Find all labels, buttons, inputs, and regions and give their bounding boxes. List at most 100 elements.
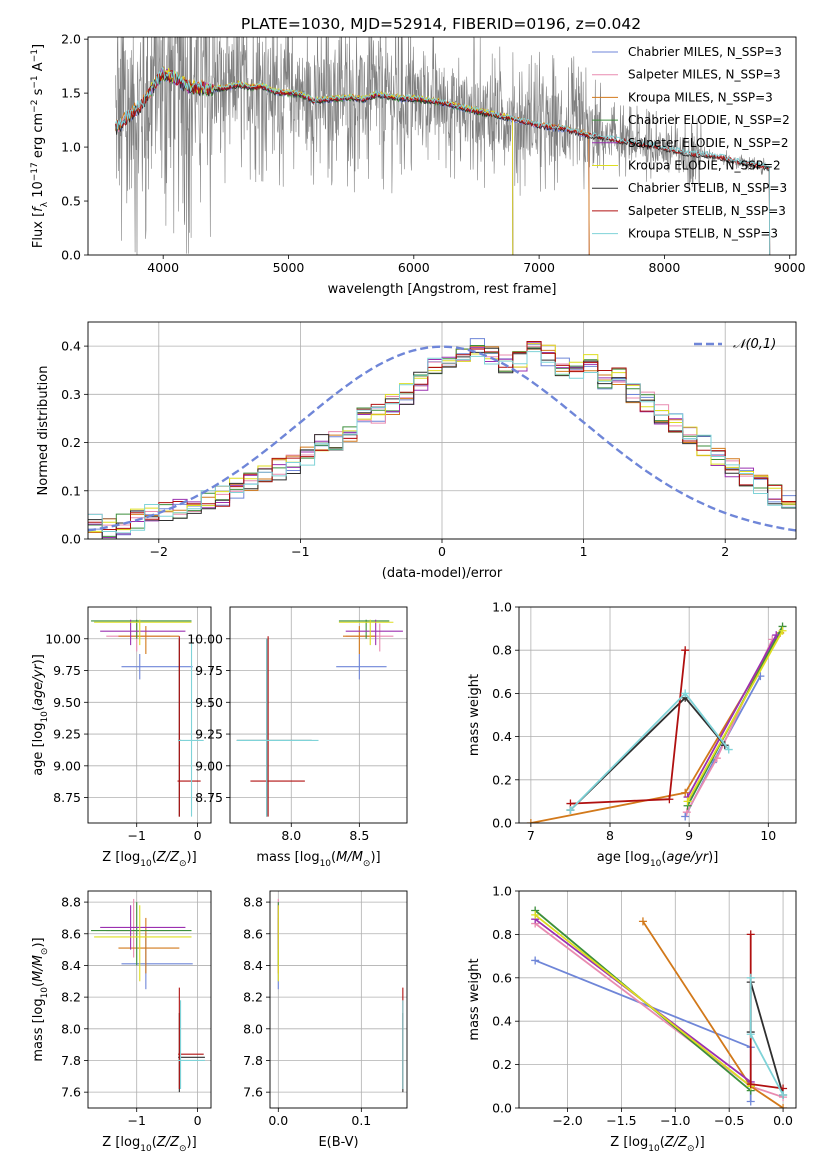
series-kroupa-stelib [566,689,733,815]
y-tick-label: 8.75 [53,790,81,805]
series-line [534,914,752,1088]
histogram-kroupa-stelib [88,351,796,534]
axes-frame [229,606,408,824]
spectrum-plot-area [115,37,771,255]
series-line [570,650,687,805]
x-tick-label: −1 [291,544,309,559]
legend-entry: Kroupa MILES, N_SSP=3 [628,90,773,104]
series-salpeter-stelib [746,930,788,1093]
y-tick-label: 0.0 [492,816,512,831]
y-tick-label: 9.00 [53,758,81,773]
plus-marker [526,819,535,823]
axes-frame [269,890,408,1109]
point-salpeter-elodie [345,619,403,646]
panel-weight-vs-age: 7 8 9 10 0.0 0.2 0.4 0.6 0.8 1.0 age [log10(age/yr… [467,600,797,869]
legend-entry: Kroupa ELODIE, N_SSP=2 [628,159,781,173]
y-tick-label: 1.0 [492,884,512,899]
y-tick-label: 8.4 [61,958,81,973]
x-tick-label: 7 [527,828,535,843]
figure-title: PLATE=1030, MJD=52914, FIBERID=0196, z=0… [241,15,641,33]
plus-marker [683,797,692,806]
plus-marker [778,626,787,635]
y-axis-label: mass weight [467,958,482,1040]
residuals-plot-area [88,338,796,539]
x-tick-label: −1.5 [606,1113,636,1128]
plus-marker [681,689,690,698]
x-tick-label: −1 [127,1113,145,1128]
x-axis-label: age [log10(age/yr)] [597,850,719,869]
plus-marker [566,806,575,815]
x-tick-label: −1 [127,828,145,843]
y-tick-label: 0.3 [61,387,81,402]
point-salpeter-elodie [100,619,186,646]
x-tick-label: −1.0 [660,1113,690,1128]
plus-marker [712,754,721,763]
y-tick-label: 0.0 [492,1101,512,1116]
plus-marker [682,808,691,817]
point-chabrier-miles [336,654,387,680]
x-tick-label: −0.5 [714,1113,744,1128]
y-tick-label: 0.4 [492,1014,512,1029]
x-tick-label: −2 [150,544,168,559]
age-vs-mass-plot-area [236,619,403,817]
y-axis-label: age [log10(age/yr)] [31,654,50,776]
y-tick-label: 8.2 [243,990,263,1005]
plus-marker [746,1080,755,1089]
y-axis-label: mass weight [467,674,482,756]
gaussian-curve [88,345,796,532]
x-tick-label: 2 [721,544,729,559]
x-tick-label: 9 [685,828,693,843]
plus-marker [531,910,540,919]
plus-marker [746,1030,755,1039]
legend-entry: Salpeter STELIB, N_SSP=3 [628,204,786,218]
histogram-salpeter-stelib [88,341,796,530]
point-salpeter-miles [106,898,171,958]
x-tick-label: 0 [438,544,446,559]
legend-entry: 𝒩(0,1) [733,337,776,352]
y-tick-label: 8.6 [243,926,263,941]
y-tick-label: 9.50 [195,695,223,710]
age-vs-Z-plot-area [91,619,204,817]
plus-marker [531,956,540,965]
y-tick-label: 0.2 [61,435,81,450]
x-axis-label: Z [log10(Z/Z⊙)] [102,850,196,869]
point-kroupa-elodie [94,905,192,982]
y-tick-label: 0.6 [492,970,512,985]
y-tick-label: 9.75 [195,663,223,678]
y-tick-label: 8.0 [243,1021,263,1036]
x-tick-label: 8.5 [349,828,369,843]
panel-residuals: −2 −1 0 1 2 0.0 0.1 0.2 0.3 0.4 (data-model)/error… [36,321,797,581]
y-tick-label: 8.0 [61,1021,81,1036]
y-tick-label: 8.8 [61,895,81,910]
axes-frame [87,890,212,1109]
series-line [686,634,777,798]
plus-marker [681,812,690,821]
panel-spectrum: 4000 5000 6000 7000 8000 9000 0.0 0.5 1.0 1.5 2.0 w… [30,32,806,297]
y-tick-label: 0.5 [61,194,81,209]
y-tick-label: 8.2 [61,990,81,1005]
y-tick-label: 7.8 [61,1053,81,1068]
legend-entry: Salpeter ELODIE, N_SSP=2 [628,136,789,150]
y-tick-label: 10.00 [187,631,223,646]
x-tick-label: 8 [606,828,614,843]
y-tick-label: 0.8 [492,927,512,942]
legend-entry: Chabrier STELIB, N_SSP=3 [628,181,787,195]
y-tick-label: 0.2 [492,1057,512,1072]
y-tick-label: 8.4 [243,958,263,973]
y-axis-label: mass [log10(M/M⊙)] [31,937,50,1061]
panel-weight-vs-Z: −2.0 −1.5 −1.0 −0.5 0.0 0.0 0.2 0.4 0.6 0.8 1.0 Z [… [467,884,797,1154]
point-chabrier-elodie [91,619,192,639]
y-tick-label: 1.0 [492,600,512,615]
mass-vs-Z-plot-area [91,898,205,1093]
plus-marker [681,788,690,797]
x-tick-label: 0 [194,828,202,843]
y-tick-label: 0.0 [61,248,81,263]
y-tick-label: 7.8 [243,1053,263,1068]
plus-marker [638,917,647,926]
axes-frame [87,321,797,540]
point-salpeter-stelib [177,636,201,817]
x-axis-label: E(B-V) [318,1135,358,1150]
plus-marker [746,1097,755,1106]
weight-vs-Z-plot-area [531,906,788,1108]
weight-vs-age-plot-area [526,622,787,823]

____

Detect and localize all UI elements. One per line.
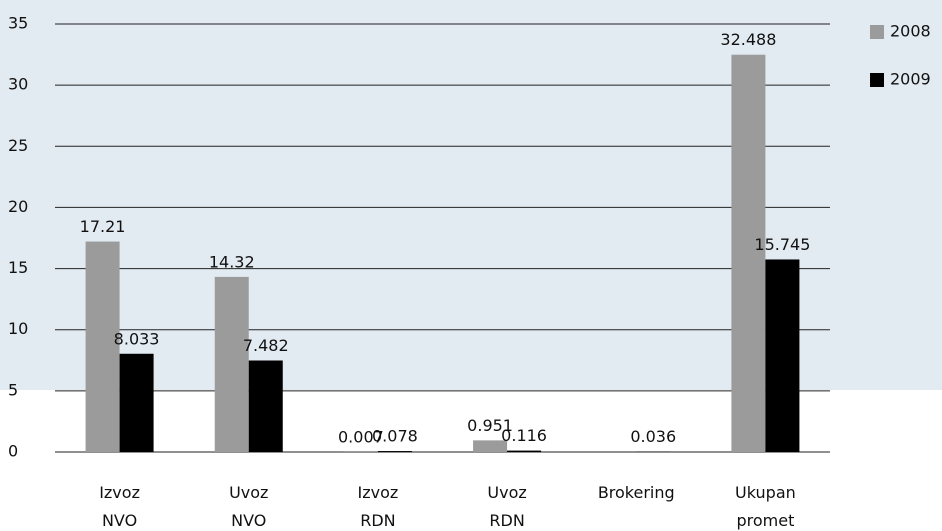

____

▸ OBJECTIVE
In the records, copy everything from the line containing "Find all labels, buttons, inputs, and" down to the line containing "axes-frame [229,606,408,824]", replacing "regions" with "areas" and leaving the rest unchanged. Omit the picture.

▸ EXPECTED OUTPUT
Find all labels, buttons, inputs, and areas and give their bounding boxes. List at most 100 elements.
series-kroupa-stelib [566,689,733,815]
y-tick-label: 8.75 [53,790,81,805]
series-line [534,914,752,1088]
histogram-kroupa-stelib [88,351,796,534]
axes-frame [229,606,408,824]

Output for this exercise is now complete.